§ **BRIEF**: Provide the records once more, identical to the original.
-- START OF INFORMATION PROVIDED --
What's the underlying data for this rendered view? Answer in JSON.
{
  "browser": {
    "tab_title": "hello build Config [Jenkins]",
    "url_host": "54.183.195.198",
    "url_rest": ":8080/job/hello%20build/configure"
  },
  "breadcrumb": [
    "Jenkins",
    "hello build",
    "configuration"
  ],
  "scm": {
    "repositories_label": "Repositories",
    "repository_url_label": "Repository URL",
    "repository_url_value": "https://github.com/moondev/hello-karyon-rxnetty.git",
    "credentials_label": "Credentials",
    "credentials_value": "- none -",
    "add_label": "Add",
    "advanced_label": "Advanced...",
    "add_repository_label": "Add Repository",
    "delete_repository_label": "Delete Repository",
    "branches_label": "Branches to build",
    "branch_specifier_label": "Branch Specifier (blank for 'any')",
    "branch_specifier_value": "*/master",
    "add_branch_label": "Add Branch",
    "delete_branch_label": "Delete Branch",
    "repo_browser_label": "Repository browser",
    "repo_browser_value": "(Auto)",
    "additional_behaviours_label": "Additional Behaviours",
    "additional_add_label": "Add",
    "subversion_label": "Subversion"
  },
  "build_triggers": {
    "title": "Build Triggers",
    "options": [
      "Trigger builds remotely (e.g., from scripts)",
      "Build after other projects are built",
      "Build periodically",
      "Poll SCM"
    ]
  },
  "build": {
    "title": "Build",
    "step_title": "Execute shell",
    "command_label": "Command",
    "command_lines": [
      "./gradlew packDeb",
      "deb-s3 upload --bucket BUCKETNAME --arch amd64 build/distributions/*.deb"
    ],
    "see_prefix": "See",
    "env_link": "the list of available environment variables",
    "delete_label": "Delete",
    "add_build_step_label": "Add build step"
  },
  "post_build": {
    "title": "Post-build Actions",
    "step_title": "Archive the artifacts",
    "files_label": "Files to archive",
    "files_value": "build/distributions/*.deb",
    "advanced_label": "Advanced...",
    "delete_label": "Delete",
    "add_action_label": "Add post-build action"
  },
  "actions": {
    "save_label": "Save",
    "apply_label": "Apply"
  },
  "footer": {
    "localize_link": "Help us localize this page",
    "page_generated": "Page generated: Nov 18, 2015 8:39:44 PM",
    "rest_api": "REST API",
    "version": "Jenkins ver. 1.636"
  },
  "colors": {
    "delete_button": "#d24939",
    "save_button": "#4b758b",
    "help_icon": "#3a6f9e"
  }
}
-- END OF INFORMATION PROVIDED --
§ **SOLUTION BELOW**:
What's the underlying data for this rendered view? Answer in JSON.
{
  "browser": {
    "tab_title": "hello build Config [Jenkins]",
    "url_host": "54.183.195.198",
    "url_rest": ":8080/job/hello%20build/configure"
  },
  "breadcrumb": [
    "Jenkins",
    "hello build",
    "configuration"
  ],
  "scm": {
    "repositories_label": "Repositories",
    "repository_url_label": "Repository URL",
    "repository_url_value": "https://github.com/moondev/hello-karyon-rxnetty.git",
    "credentials_label": "Credentials",
    "credentials_value": "- none -",
    "add_label": "Add",
    "advanced_label": "Advanced...",
    "add_repository_label": "Add Repository",
    "delete_repository_label": "Delete Repository",
    "branches_label": "Branches to build",
    "branch_specifier_label": "Branch Specifier (blank for 'any')",
    "branch_specifier_value": "*/master",
    "add_branch_label": "Add Branch",
    "delete_branch_label": "Delete Branch",
    "repo_browser_label": "Repository browser",
    "repo_browser_value": "(Auto)",
    "additional_behaviours_label": "Additional Behaviours",
    "additional_add_label": "Add",
    "subversion_label": "Subversion"
  },
  "build_triggers": {
    "title": "Build Triggers",
    "options": [
      "Trigger builds remotely (e.g., from scripts)",
      "Build after other projects are built",
      "Build periodically",
      "Poll SCM"
    ]
  },
  "build": {
    "title": "Build",
    "step_title": "Execute shell",
    "command_label": "Command",
    "command_lines": [
      "./gradlew packDeb",
      "deb-s3 upload --bucket BUCKETNAME --arch amd64 build/distributions/*.deb"
    ],
    "see_prefix": "See",
    "env_link": "the list of available environment variables",
    "delete_label": "Delete",
    "add_build_step_label": "Add build step"
  },
  "post_build": {
    "title": "Post-build Actions",
    "step_title": "Archive the artifacts",
    "files_label": "Files to archive",
    "files_value": "build/distributions/*.deb",
    "advanced_label": "Advanced...",
    "delete_label": "Delete",
    "add_action_label": "Add post-build action"
  },
  "actions": {
    "save_label": "Save",
    "apply_label": "Apply"
  },
  "footer": {
    "localize_link": "Help us localize this page",
    "page_generated": "Page generated: Nov 18, 2015 8:39:44 PM",
    "rest_api": "REST API",
    "version": "Jenkins ver. 1.636"
  },
  "colors": {
    "delete_button": "#d24939",
    "save_button": "#4b758b",
    "help_icon": "#3a6f9e"
  }
}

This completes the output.